_SET EXERCISE_: Quote, verbatim, all material below, without pictures.

_DATA TO USE_:
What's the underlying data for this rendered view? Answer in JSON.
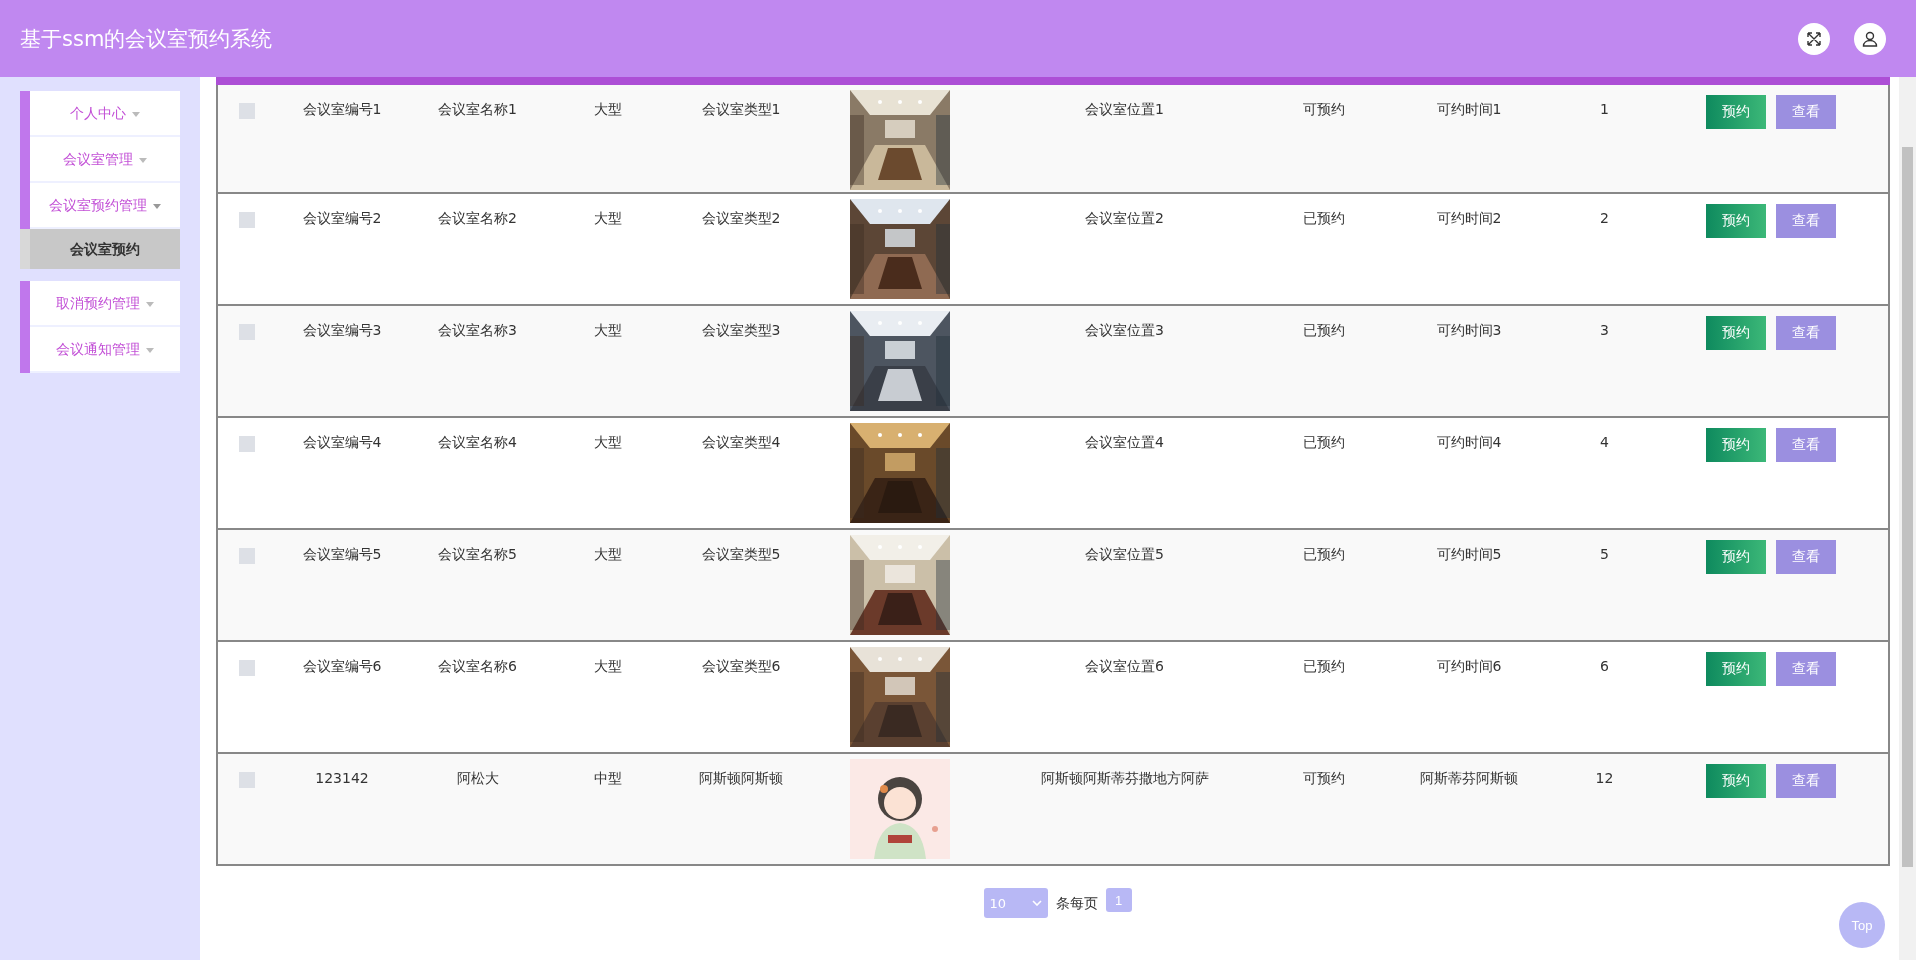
{
  "header": {
    "title": "基于ssm的会议室预约系统"
  },
  "sidebar": {
    "groups": [
      {
        "items": [
          {
            "label": "个人中心",
            "expanded": false
          },
          {
            "label": "会议室管理",
            "expanded": false
          },
          {
            "label": "会议室预约管理",
            "expanded": true,
            "children": [
              {
                "label": "会议室预约",
                "selected": true
              }
            ]
          }
        ]
      },
      {
        "items": [
          {
            "label": "取消预约管理",
            "expanded": false
          },
          {
            "label": "会议通知管理",
            "expanded": false
          }
        ]
      }
    ]
  },
  "table": {
    "rows": [
      {
        "checked": false,
        "number": "会议室编号1",
        "name": "会议室名称1",
        "size": "大型",
        "type": "会议室类型1",
        "photo": {
          "kind": "picture"
        },
        "location": "会议室位置1",
        "status": "可预约",
        "time": "可约时间1",
        "count": "1",
        "actions": [
          "预约",
          "查看"
        ]
      },
      {
        "checked": false,
        "number": "会议室编号2",
        "name": "会议室名称2",
        "size": "大型",
        "type": "会议室类型2",
        "photo": {
          "kind": "picture"
        },
        "location": "会议室位置2",
        "status": "已预约",
        "time": "可约时间2",
        "count": "2",
        "actions": [
          "预约",
          "查看"
        ]
      },
      {
        "checked": false,
        "number": "会议室编号3",
        "name": "会议室名称3",
        "size": "大型",
        "type": "会议室类型3",
        "photo": {
          "kind": "picture"
        },
        "location": "会议室位置3",
        "status": "已预约",
        "time": "可约时间3",
        "count": "3",
        "actions": [
          "预约",
          "查看"
        ]
      },
      {
        "checked": false,
        "number": "会议室编号4",
        "name": "会议室名称4",
        "size": "大型",
        "type": "会议室类型4",
        "photo": {
          "kind": "picture"
        },
        "location": "会议室位置4",
        "status": "已预约",
        "time": "可约时间4",
        "count": "4",
        "actions": [
          "预约",
          "查看"
        ]
      },
      {
        "checked": false,
        "number": "会议室编号5",
        "name": "会议室名称5",
        "size": "大型",
        "type": "会议室类型5",
        "photo": {
          "kind": "picture"
        },
        "location": "会议室位置5",
        "status": "已预约",
        "time": "可约时间5",
        "count": "5",
        "actions": [
          "预约",
          "查看"
        ]
      },
      {
        "checked": false,
        "number": "会议室编号6",
        "name": "会议室名称6",
        "size": "大型",
        "type": "会议室类型6",
        "photo": {
          "kind": "picture"
        },
        "location": "会议室位置6",
        "status": "已预约",
        "time": "可约时间6",
        "count": "6",
        "actions": [
          "预约",
          "查看"
        ]
      },
      {
        "checked": false,
        "number": "123142",
        "name": "阿松大",
        "size": "中型",
        "type": "阿斯顿阿斯顿",
        "photo": {
          "kind": "picture"
        },
        "location": "阿斯顿阿斯蒂芬撒地方阿萨",
        "status": "可预约",
        "time": "阿斯蒂芬阿斯顿",
        "count": "12",
        "actions": [
          "预约",
          "查看"
        ]
      }
    ]
  },
  "pagination": {
    "page_size": "10",
    "page_size_label": "条每页",
    "pages": [
      {
        "label": "1",
        "selected": true
      }
    ]
  },
  "back_to_top": "Top"
}
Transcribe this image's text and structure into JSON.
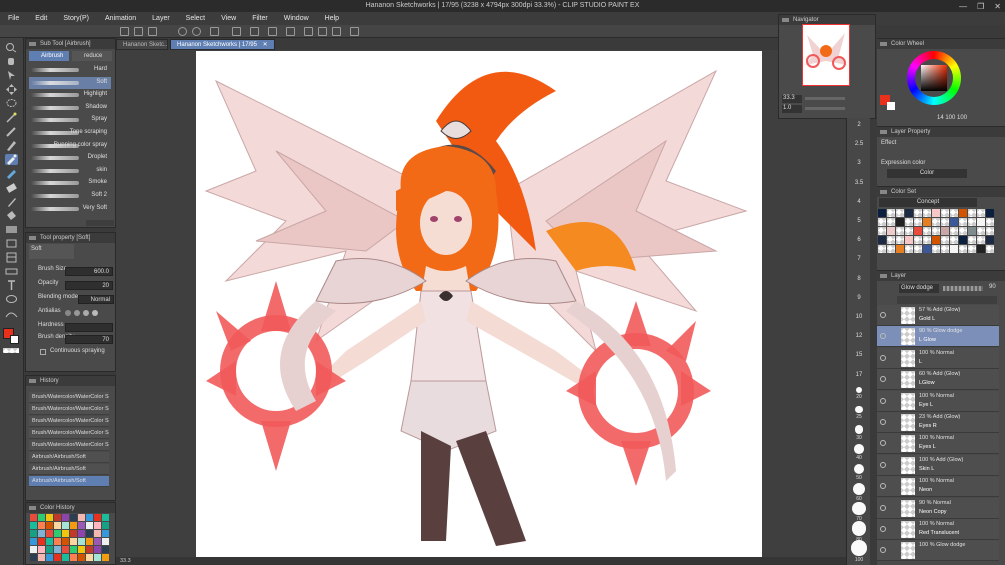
{
  "window": {
    "title": "Hananon Sketchworks | 17/95 (3238 x 4794px 300dpi 33.3%) - CLIP STUDIO PAINT EX",
    "controls": [
      "—",
      "❐",
      "✕"
    ]
  },
  "menu": [
    "File",
    "Edit",
    "Story(P)",
    "Animation",
    "Layer",
    "Select",
    "View",
    "Filter",
    "Window",
    "Help"
  ],
  "tabs": [
    {
      "label": "Hananon Sketc..."
    },
    {
      "label": "Hananon Sketchworks | 17/95",
      "close": "✕"
    }
  ],
  "subtool": {
    "title": "Sub Tool [Airbrush]",
    "tabs": [
      "Airbrush",
      "reduce"
    ],
    "brushes": [
      "Hard",
      "Soft",
      "Highlight",
      "Shadow",
      "Spray",
      "Tone scraping",
      "Running color spray",
      "Droplet",
      "skin",
      "Smoke",
      "Soft 2",
      "Very Soft"
    ],
    "selected_index": 1
  },
  "toolprop": {
    "title": "Tool property [Soft]",
    "preset": "Soft",
    "rows": [
      {
        "label": "Brush Size",
        "value": "600.0"
      },
      {
        "label": "Opacity",
        "value": "20"
      },
      {
        "label": "Blending mode",
        "value": "Normal"
      },
      {
        "label": "Antialias",
        "value": ""
      },
      {
        "label": "Hardness",
        "value": ""
      },
      {
        "label": "Brush density",
        "value": "70"
      }
    ],
    "continuous": "Continuous spraying"
  },
  "history": {
    "title": "History",
    "items": [
      "Brush/Watercolor/WaterColor Sai",
      "Brush/Watercolor/WaterColor Sai",
      "Brush/Watercolor/WaterColor Sai",
      "Brush/Watercolor/WaterColor Sai",
      "Brush/Watercolor/WaterColor Sai",
      "Airbrush/Airbrush/Soft",
      "Airbrush/Airbrush/Soft",
      "Airbrush/Airbrush/Soft"
    ],
    "selected_index": 7
  },
  "colorhist": {
    "title": "Color History"
  },
  "navigator": {
    "title": "Navigator",
    "zoom": "33.3",
    "angle": "1.0"
  },
  "ruler_ticks": [
    "2",
    "2.5",
    "3",
    "3.5",
    "4",
    "5",
    "6",
    "7",
    "8",
    "9",
    "10",
    "12",
    "15",
    "17",
    "20",
    "25",
    "30",
    "40",
    "50",
    "60",
    "70",
    "80",
    "100"
  ],
  "colorwheel": {
    "title": "Color Wheel",
    "values": "14  100  100"
  },
  "layerprop": {
    "title": "Layer Property",
    "effect": "Effect",
    "expression_label": "Expression color",
    "expression_value": "Color"
  },
  "colorset": {
    "title": "Color Set",
    "set_name": "Concept"
  },
  "layers": {
    "title": "Layer",
    "blend_mode": "Glow dodge",
    "opacity": "90",
    "items": [
      {
        "mode": "57 % Add (Glow)",
        "name": "Gold L"
      },
      {
        "mode": "90 % Glow dodge",
        "name": "L Glow"
      },
      {
        "mode": "100 % Normal",
        "name": "L"
      },
      {
        "mode": "60 % Add (Glow)",
        "name": "LGlow"
      },
      {
        "mode": "100 % Normal",
        "name": "Eye L"
      },
      {
        "mode": "23 % Add (Glow)",
        "name": "Eyes R"
      },
      {
        "mode": "100 % Normal",
        "name": "Eyes L"
      },
      {
        "mode": "100 % Add (Glow)",
        "name": "Skin L"
      },
      {
        "mode": "100 % Normal",
        "name": "Neon"
      },
      {
        "mode": "90 % Normal",
        "name": "Neon Copy"
      },
      {
        "mode": "100 % Normal",
        "name": "Red Translucent"
      },
      {
        "mode": "100 % Glow dodge",
        "name": ""
      }
    ],
    "selected_index": 1
  },
  "status": {
    "zoom": "33.3"
  },
  "colors": {
    "main": "#e8311d",
    "sub": "#ffffff",
    "accent": "#5f7fb3",
    "selection": "#7b8fb8"
  }
}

_RESPONSE_:
What's the underlying data for this rendered view? Answer in JSON.
{
  "header": {
    "title": "基于ssm的会议室预约系统"
  },
  "sidebar": {
    "groups": [
      {
        "items": [
          {
            "label": "个人中心",
            "expanded": false
          },
          {
            "label": "会议室管理",
            "expanded": false
          },
          {
            "label": "会议室预约管理",
            "expanded": true,
            "children": [
              {
                "label": "会议室预约",
                "selected": true
              }
            ]
          }
        ]
      },
      {
        "items": [
          {
            "label": "取消预约管理",
            "expanded": false
          },
          {
            "label": "会议通知管理",
            "expanded": false
          }
        ]
      }
    ]
  },
  "table": {
    "rows": [
      {
        "checked": false,
        "number": "会议室编号1",
        "name": "会议室名称1",
        "size": "大型",
        "type": "会议室类型1",
        "photo": {
          "kind": "picture"
        },
        "location": "会议室位置1",
        "status": "可预约",
        "time": "可约时间1",
        "count": "1",
        "actions": [
          "预约",
          "查看"
        ]
      },
      {
        "checked": false,
        "number": "会议室编号2",
        "name": "会议室名称2",
        "size": "大型",
        "type": "会议室类型2",
        "photo": {
          "kind": "picture"
        },
        "location": "会议室位置2",
        "status": "已预约",
        "time": "可约时间2",
        "count": "2",
        "actions": [
          "预约",
          "查看"
        ]
      },
      {
        "checked": false,
        "number": "会议室编号3",
        "name": "会议室名称3",
        "size": "大型",
        "type": "会议室类型3",
        "photo": {
          "kind": "picture"
        },
        "location": "会议室位置3",
        "status": "已预约",
        "time": "可约时间3",
        "count": "3",
        "actions": [
          "预约",
          "查看"
        ]
      },
      {
        "checked": false,
        "number": "会议室编号4",
        "name": "会议室名称4",
        "size": "大型",
        "type": "会议室类型4",
        "photo": {
          "kind": "picture"
        },
        "location": "会议室位置4",
        "status": "已预约",
        "time": "可约时间4",
        "count": "4",
        "actions": [
          "预约",
          "查看"
        ]
      },
      {
        "checked": false,
        "number": "会议室编号5",
        "name": "会议室名称5",
        "size": "大型",
        "type": "会议室类型5",
        "photo": {
          "kind": "picture"
        },
        "location": "会议室位置5",
        "status": "已预约",
        "time": "可约时间5",
        "count": "5",
        "actions": [
          "预约",
          "查看"
        ]
      },
      {
        "checked": false,
        "number": "会议室编号6",
        "name": "会议室名称6",
        "size": "大型",
        "type": "会议室类型6",
        "photo": {
          "kind": "picture"
        },
        "location": "会议室位置6",
        "status": "已预约",
        "time": "可约时间6",
        "count": "6",
        "actions": [
          "预约",
          "查看"
        ]
      },
      {
        "checked": false,
        "number": "123142",
        "name": "阿松大",
        "size": "中型",
        "type": "阿斯顿阿斯顿",
        "photo": {
          "kind": "picture"
        },
        "location": "阿斯顿阿斯蒂芬撒地方阿萨",
        "status": "可预约",
        "time": "阿斯蒂芬阿斯顿",
        "count": "12",
        "actions": [
          "预约",
          "查看"
        ]
      }
    ]
  },
  "pagination": {
    "page_size": "10",
    "page_size_label": "条每页",
    "pages": [
      {
        "label": "1",
        "selected": true
      }
    ]
  },
  "back_to_top": "Top"
}
Transcribe this image's text and structure into JSON.
{
  "window": {
    "title": "Hananon Sketchworks | 17/95 (3238 x 4794px 300dpi 33.3%) - CLIP STUDIO PAINT EX",
    "controls": [
      "—",
      "❐",
      "✕"
    ]
  },
  "menu": [
    "File",
    "Edit",
    "Story(P)",
    "Animation",
    "Layer",
    "Select",
    "View",
    "Filter",
    "Window",
    "Help"
  ],
  "tabs": [
    {
      "label": "Hananon Sketc..."
    },
    {
      "label": "Hananon Sketchworks | 17/95",
      "close": "✕"
    }
  ],
  "subtool": {
    "title": "Sub Tool [Airbrush]",
    "tabs": [
      "Airbrush",
      "reduce"
    ],
    "brushes": [
      "Hard",
      "Soft",
      "Highlight",
      "Shadow",
      "Spray",
      "Tone scraping",
      "Running color spray",
      "Droplet",
      "skin",
      "Smoke",
      "Soft 2",
      "Very Soft"
    ],
    "selected_index": 1
  },
  "toolprop": {
    "title": "Tool property [Soft]",
    "preset": "Soft",
    "rows": [
      {
        "label": "Brush Size",
        "value": "600.0"
      },
      {
        "label": "Opacity",
        "value": "20"
      },
      {
        "label": "Blending mode",
        "value": "Normal"
      },
      {
        "label": "Antialias",
        "value": ""
      },
      {
        "label": "Hardness",
        "value": ""
      },
      {
        "label": "Brush density",
        "value": "70"
      }
    ],
    "continuous": "Continuous spraying"
  },
  "history": {
    "title": "History",
    "items": [
      "Brush/Watercolor/WaterColor Sai",
      "Brush/Watercolor/WaterColor Sai",
      "Brush/Watercolor/WaterColor Sai",
      "Brush/Watercolor/WaterColor Sai",
      "Brush/Watercolor/WaterColor Sai",
      "Airbrush/Airbrush/Soft",
      "Airbrush/Airbrush/Soft",
      "Airbrush/Airbrush/Soft"
    ],
    "selected_index": 7
  },
  "colorhist": {
    "title": "Color History"
  },
  "navigator": {
    "title": "Navigator",
    "zoom": "33.3",
    "angle": "1.0"
  },
  "ruler_ticks": [
    "2",
    "2.5",
    "3",
    "3.5",
    "4",
    "5",
    "6",
    "7",
    "8",
    "9",
    "10",
    "12",
    "15",
    "17",
    "20",
    "25",
    "30",
    "40",
    "50",
    "60",
    "70",
    "80",
    "100"
  ],
  "colorwheel": {
    "title": "Color Wheel",
    "values": "14  100  100"
  },
  "layerprop": {
    "title": "Layer Property",
    "effect": "Effect",
    "expression_label": "Expression color",
    "expression_value": "Color"
  },
  "colorset": {
    "title": "Color Set",
    "set_name": "Concept"
  },
  "layers": {
    "title": "Layer",
    "blend_mode": "Glow dodge",
    "opacity": "90",
    "items": [
      {
        "mode": "57 % Add (Glow)",
        "name": "Gold L"
      },
      {
        "mode": "90 % Glow dodge",
        "name": "L Glow"
      },
      {
        "mode": "100 % Normal",
        "name": "L"
      },
      {
        "mode": "60 % Add (Glow)",
        "name": "LGlow"
      },
      {
        "mode": "100 % Normal",
        "name": "Eye L"
      },
      {
        "mode": "23 % Add (Glow)",
        "name": "Eyes R"
      },
      {
        "mode": "100 % Normal",
        "name": "Eyes L"
      },
      {
        "mode": "100 % Add (Glow)",
        "name": "Skin L"
      },
      {
        "mode": "100 % Normal",
        "name": "Neon"
      },
      {
        "mode": "90 % Normal",
        "name": "Neon Copy"
      },
      {
        "mode": "100 % Normal",
        "name": "Red Translucent"
      },
      {
        "mode": "100 % Glow dodge",
        "name": ""
      }
    ],
    "selected_index": 1
  },
  "status": {
    "zoom": "33.3"
  },
  "colors": {
    "main": "#e8311d",
    "sub": "#ffffff",
    "accent": "#5f7fb3",
    "selection": "#7b8fb8"
  }
}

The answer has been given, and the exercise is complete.